## [AIM OF THE EXERCISE]
What follows is a set of records; repeat all of them exactly.

○ ○ ○

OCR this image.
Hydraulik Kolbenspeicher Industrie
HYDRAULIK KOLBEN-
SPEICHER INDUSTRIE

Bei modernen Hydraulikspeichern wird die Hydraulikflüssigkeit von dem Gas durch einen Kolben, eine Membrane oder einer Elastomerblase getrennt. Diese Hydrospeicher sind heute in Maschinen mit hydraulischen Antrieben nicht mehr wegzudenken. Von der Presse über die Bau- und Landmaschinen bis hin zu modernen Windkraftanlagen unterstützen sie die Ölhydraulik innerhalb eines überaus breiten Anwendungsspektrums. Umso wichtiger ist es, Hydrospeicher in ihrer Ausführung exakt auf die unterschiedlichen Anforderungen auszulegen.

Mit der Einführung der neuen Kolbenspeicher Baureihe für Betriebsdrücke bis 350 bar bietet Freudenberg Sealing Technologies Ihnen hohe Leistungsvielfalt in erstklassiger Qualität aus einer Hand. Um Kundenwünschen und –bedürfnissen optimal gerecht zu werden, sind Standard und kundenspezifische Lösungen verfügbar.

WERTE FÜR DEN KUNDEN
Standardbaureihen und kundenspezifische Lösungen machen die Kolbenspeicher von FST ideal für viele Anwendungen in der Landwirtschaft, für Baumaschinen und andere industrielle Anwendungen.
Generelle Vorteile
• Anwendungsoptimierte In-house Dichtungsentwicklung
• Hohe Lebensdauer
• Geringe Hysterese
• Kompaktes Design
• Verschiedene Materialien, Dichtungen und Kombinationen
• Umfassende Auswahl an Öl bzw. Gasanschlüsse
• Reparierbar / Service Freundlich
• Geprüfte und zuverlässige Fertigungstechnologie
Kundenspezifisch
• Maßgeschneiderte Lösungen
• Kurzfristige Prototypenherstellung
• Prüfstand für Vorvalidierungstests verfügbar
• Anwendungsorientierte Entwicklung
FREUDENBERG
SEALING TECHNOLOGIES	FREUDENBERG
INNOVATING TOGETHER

○ ○ ○

## [THE SOLUTION]
OCR this image.
Hydraulik Kolbenspeicher Industrie
HYDRAULIK KOLBEN-
SPEICHER INDUSTRIE

Bei modernen Hydraulikspeichern wird die Hydraulikflüssigkeit von dem Gas durch einen Kolben, eine Membrane oder einer Elastomerblase getrennt. Diese Hydrospeicher sind heute in Maschinen mit hydraulischen Antrieben nicht mehr wegzudenken. Von der Presse über die Bau- und Landmaschinen bis hin zu modernen Windkraftanlagen unterstützen sie die Ölhydraulik innerhalb eines überaus breiten Anwendungsspektrums. Umso wichtiger ist es, Hydrospeicher in ihrer Ausführung exakt auf die unterschiedlichen Anforderungen auszulegen.

Mit der Einführung der neuen Kolbenspeicher Baureihe für Betriebsdrücke bis 350 bar bietet Freudenberg Sealing Technologies Ihnen hohe Leistungsvielfalt in erstklassiger Qualität aus einer Hand. Um Kundenwünschen und –bedürfnissen optimal gerecht zu werden, sind Standard und kundenspezifische Lösungen verfügbar.

WERTE FÜR DEN KUNDEN
Standardbaureihen und kundenspezifische Lösungen machen die Kolbenspeicher von FST ideal für viele Anwendungen in der Landwirtschaft, für Baumaschinen und andere industrielle Anwendungen.
Generelle Vorteile
• Anwendungsoptimierte In-house Dichtungsentwicklung
• Hohe Lebensdauer
• Geringe Hysterese
• Kompaktes Design
• Verschiedene Materialien, Dichtungen und Kombinationen
• Umfassende Auswahl an Öl bzw. Gasanschlüsse
• Reparierbar / Service Freundlich
• Geprüfte und zuverlässige Fertigungstechnologie
Kundenspezifisch
• Maßgeschneiderte Lösungen
• Kurzfristige Prototypenherstellung
• Prüfstand für Vorvalidierungstests verfügbar
• Anwendungsorientierte Entwicklung
FREUDENBERG
SEALING TECHNOLOGIES	FREUDENBERG
INNOVATING TOGETHER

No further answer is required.